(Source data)
-- Begin --
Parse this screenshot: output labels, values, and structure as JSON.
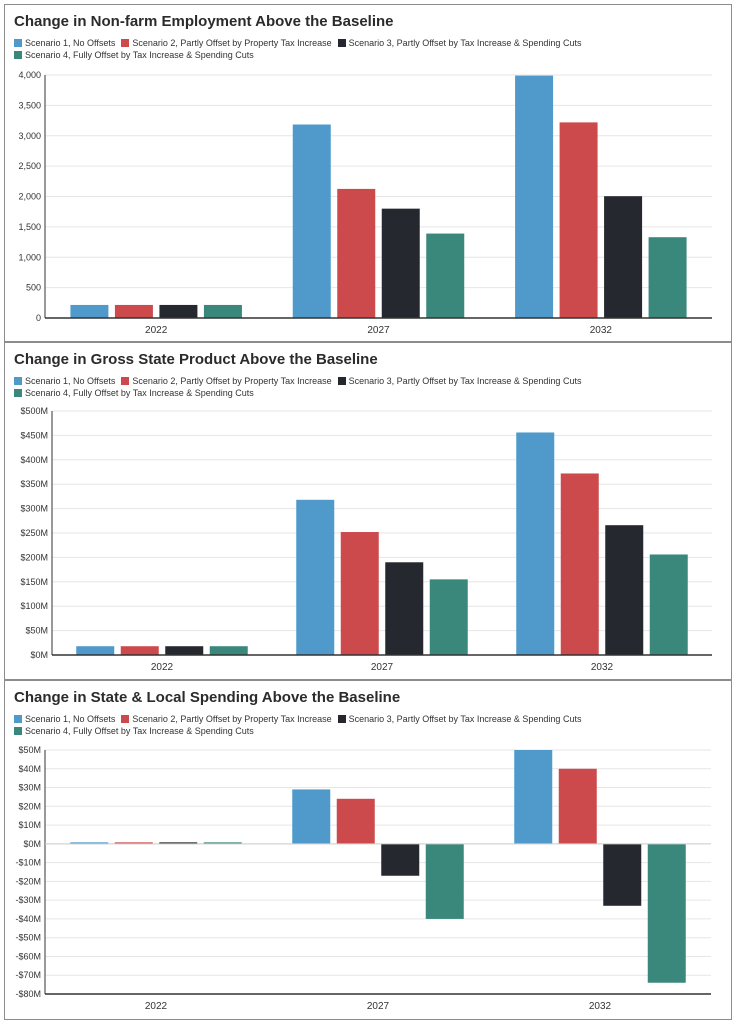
{
  "colors": [
    "#4f9acb",
    "#cc4a4c",
    "#25282e",
    "#3a877b"
  ],
  "chart_data": [
    {
      "type": "bar",
      "title": "Change in Non-farm Employment Above the Baseline",
      "categories": [
        "2022",
        "2027",
        "2032"
      ],
      "series": [
        {
          "name": "Scenario 1, No Offsets",
          "values": [
            215,
            3185,
            3990
          ]
        },
        {
          "name": "Scenario 2, Partly Offset by Property Tax Increase",
          "values": [
            215,
            2125,
            3220
          ]
        },
        {
          "name": "Scenario 3, Partly Offset by Tax Increase & Spending Cuts",
          "values": [
            215,
            1800,
            2005
          ]
        },
        {
          "name": "Scenario 4, Fully Offset by Tax Increase & Spending Cuts",
          "values": [
            215,
            1390,
            1330
          ]
        }
      ],
      "ylim": [
        0,
        4000
      ],
      "yticks": [
        0,
        500,
        1000,
        1500,
        2000,
        2500,
        3000,
        3500,
        4000
      ],
      "ytick_labels": [
        "0",
        "500",
        "1,000",
        "1,500",
        "2,000",
        "2,500",
        "3,000",
        "3,500",
        "4,000"
      ],
      "grid": true,
      "legend_position": "top-left"
    },
    {
      "type": "bar",
      "title": "Change in Gross State Product Above the Baseline",
      "categories": [
        "2022",
        "2027",
        "2032"
      ],
      "series": [
        {
          "name": "Scenario 1, No Offsets",
          "values": [
            18,
            318,
            456
          ]
        },
        {
          "name": "Scenario 2, Partly Offset by Property Tax Increase",
          "values": [
            18,
            252,
            372
          ]
        },
        {
          "name": "Scenario 3, Partly Offset by Tax Increase & Spending Cuts",
          "values": [
            18,
            190,
            266
          ]
        },
        {
          "name": "Scenario 4, Fully Offset by Tax Increase & Spending Cuts",
          "values": [
            18,
            155,
            206
          ]
        }
      ],
      "ylim": [
        0,
        500
      ],
      "yticks": [
        0,
        50,
        100,
        150,
        200,
        250,
        300,
        350,
        400,
        450,
        500
      ],
      "ytick_labels": [
        "$0M",
        "$50M",
        "$100M",
        "$150M",
        "$200M",
        "$250M",
        "$300M",
        "$350M",
        "$400M",
        "$450M",
        "$500M"
      ],
      "grid": true,
      "legend_position": "top-left"
    },
    {
      "type": "bar",
      "title": "Change in State & Local Spending Above the Baseline",
      "categories": [
        "2022",
        "2027",
        "2032"
      ],
      "series": [
        {
          "name": "Scenario 1, No Offsets",
          "values": [
            0.8,
            29,
            50
          ]
        },
        {
          "name": "Scenario 2, Partly Offset by Property Tax Increase",
          "values": [
            0.8,
            24,
            40
          ]
        },
        {
          "name": "Scenario 3, Partly Offset by Tax Increase & Spending Cuts",
          "values": [
            0.8,
            -17,
            -33
          ]
        },
        {
          "name": "Scenario 4, Fully Offset by Tax Increase & Spending Cuts",
          "values": [
            0.8,
            -40,
            -74
          ]
        }
      ],
      "ylim": [
        -80,
        50
      ],
      "yticks": [
        -80,
        -70,
        -60,
        -50,
        -40,
        -30,
        -20,
        -10,
        0,
        10,
        20,
        30,
        40,
        50
      ],
      "ytick_labels": [
        "-$80M",
        "-$70M",
        "-$60M",
        "-$50M",
        "-$40M",
        "-$30M",
        "-$20M",
        "-$10M",
        "$0M",
        "$10M",
        "$20M",
        "$30M",
        "$40M",
        "$50M"
      ],
      "grid": true,
      "legend_position": "top-left"
    }
  ]
}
-- End --
▶ [Aim] Copy everything in the records above except the pictures, exactly as written.

▶ [Correct result]
Parse this screenshot: output labels, values, and structure as JSON.
{
  "colors": [
    "#4f9acb",
    "#cc4a4c",
    "#25282e",
    "#3a877b"
  ],
  "chart_data": [
    {
      "type": "bar",
      "title": "Change in Non-farm Employment Above the Baseline",
      "categories": [
        "2022",
        "2027",
        "2032"
      ],
      "series": [
        {
          "name": "Scenario 1, No Offsets",
          "values": [
            215,
            3185,
            3990
          ]
        },
        {
          "name": "Scenario 2, Partly Offset by Property Tax Increase",
          "values": [
            215,
            2125,
            3220
          ]
        },
        {
          "name": "Scenario 3, Partly Offset by Tax Increase & Spending Cuts",
          "values": [
            215,
            1800,
            2005
          ]
        },
        {
          "name": "Scenario 4, Fully Offset by Tax Increase & Spending Cuts",
          "values": [
            215,
            1390,
            1330
          ]
        }
      ],
      "ylim": [
        0,
        4000
      ],
      "yticks": [
        0,
        500,
        1000,
        1500,
        2000,
        2500,
        3000,
        3500,
        4000
      ],
      "ytick_labels": [
        "0",
        "500",
        "1,000",
        "1,500",
        "2,000",
        "2,500",
        "3,000",
        "3,500",
        "4,000"
      ],
      "grid": true,
      "legend_position": "top-left"
    },
    {
      "type": "bar",
      "title": "Change in Gross State Product Above the Baseline",
      "categories": [
        "2022",
        "2027",
        "2032"
      ],
      "series": [
        {
          "name": "Scenario 1, No Offsets",
          "values": [
            18,
            318,
            456
          ]
        },
        {
          "name": "Scenario 2, Partly Offset by Property Tax Increase",
          "values": [
            18,
            252,
            372
          ]
        },
        {
          "name": "Scenario 3, Partly Offset by Tax Increase & Spending Cuts",
          "values": [
            18,
            190,
            266
          ]
        },
        {
          "name": "Scenario 4, Fully Offset by Tax Increase & Spending Cuts",
          "values": [
            18,
            155,
            206
          ]
        }
      ],
      "ylim": [
        0,
        500
      ],
      "yticks": [
        0,
        50,
        100,
        150,
        200,
        250,
        300,
        350,
        400,
        450,
        500
      ],
      "ytick_labels": [
        "$0M",
        "$50M",
        "$100M",
        "$150M",
        "$200M",
        "$250M",
        "$300M",
        "$350M",
        "$400M",
        "$450M",
        "$500M"
      ],
      "grid": true,
      "legend_position": "top-left"
    },
    {
      "type": "bar",
      "title": "Change in State & Local Spending Above the Baseline",
      "categories": [
        "2022",
        "2027",
        "2032"
      ],
      "series": [
        {
          "name": "Scenario 1, No Offsets",
          "values": [
            0.8,
            29,
            50
          ]
        },
        {
          "name": "Scenario 2, Partly Offset by Property Tax Increase",
          "values": [
            0.8,
            24,
            40
          ]
        },
        {
          "name": "Scenario 3, Partly Offset by Tax Increase & Spending Cuts",
          "values": [
            0.8,
            -17,
            -33
          ]
        },
        {
          "name": "Scenario 4, Fully Offset by Tax Increase & Spending Cuts",
          "values": [
            0.8,
            -40,
            -74
          ]
        }
      ],
      "ylim": [
        -80,
        50
      ],
      "yticks": [
        -80,
        -70,
        -60,
        -50,
        -40,
        -30,
        -20,
        -10,
        0,
        10,
        20,
        30,
        40,
        50
      ],
      "ytick_labels": [
        "-$80M",
        "-$70M",
        "-$60M",
        "-$50M",
        "-$40M",
        "-$30M",
        "-$20M",
        "-$10M",
        "$0M",
        "$10M",
        "$20M",
        "$30M",
        "$40M",
        "$50M"
      ],
      "grid": true,
      "legend_position": "top-left"
    }
  ]
}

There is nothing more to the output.